For each statement below, state yes or no according to the text about the pride parade, and quote the words from that text that decide it. 1. The weather at this year's parade was beautiful. 2. Both sides of ESPA's signs read "Marriage Equality." 3. Most of the marchers carried the signs with the marriage side facing front.

- READING TEXT -

======

I went to the pride parade this year for the first time in awhile. Last year, the thought of the gay marriage fanfare mixed with the gross commercialism (shiny-chested altoid boys don’t make me feel so proud for some reason), coupled with humid, rainy weather were enough to make me stay away. This year, weather was beautiful and I was on a mission to be a little less judgmental.

OK, so the commercialism is still alive and well, no shock there. And apparently, so was the gay marriage nausea. A friend who marched behind Empire State Pride Agenda (ESPA) noticed that a lot of the marchers’ signs read “GENDA NOW!” As I read over at transadvocate, this was because one side of ESPA’s signs read “Marriage Equality” and the other read “GENDA now.” And surprise surprise, most of the marchers walked with the marriage stuff facing front, so the only people who saw the GENDA part were those marching directly behind ESPA. Curious.

======

Element placement data:
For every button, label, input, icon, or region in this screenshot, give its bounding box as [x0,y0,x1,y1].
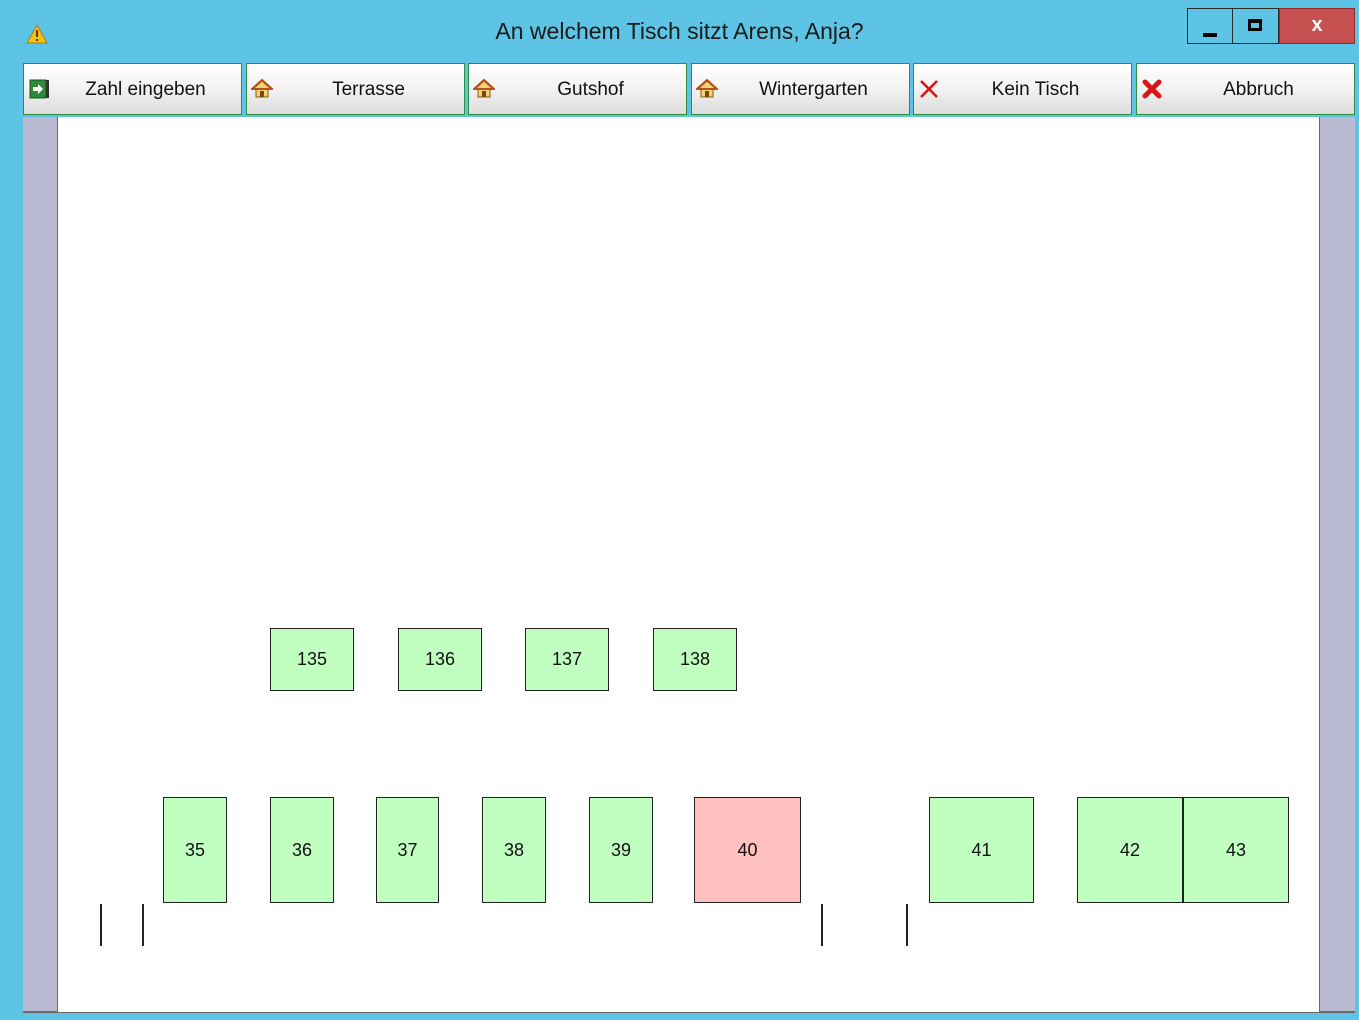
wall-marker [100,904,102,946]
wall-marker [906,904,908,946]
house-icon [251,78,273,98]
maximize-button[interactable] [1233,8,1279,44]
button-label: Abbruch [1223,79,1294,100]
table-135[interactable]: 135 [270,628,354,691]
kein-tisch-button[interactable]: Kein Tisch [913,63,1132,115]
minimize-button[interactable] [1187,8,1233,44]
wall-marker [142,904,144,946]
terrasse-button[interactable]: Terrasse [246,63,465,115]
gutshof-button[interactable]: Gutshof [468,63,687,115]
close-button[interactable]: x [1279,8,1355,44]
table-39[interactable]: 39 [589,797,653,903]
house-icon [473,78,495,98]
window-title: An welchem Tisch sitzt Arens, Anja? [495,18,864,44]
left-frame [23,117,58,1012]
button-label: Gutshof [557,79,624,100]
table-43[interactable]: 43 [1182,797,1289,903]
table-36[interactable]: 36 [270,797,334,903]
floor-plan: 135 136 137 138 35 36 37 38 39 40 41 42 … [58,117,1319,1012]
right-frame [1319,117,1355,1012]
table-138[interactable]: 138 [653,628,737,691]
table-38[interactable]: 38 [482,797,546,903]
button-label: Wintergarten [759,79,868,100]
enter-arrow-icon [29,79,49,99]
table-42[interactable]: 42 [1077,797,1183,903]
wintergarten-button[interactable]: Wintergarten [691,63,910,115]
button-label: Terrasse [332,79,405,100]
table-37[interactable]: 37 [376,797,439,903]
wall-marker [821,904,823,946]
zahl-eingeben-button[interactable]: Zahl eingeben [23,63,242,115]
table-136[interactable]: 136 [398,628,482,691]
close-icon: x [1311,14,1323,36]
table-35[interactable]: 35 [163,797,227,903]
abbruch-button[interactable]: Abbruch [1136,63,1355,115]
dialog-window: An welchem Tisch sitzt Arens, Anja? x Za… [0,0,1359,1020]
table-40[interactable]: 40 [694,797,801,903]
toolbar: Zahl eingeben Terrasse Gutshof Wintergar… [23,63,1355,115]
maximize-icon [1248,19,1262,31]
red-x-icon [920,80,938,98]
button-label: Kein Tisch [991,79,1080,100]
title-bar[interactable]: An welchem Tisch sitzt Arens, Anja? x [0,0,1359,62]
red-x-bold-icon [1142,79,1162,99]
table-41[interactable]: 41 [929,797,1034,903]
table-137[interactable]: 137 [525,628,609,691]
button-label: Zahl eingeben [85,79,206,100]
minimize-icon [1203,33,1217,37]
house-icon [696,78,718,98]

======

- EXERCISE OUTPUT -
1. Yes: "This year, weather was beautiful"
2. No: "one side of ESPA’s signs read “Marriage Equality” and the other read “GENDA now.”"
3. Yes: "most of the marchers walked with the marriage stuff facing front"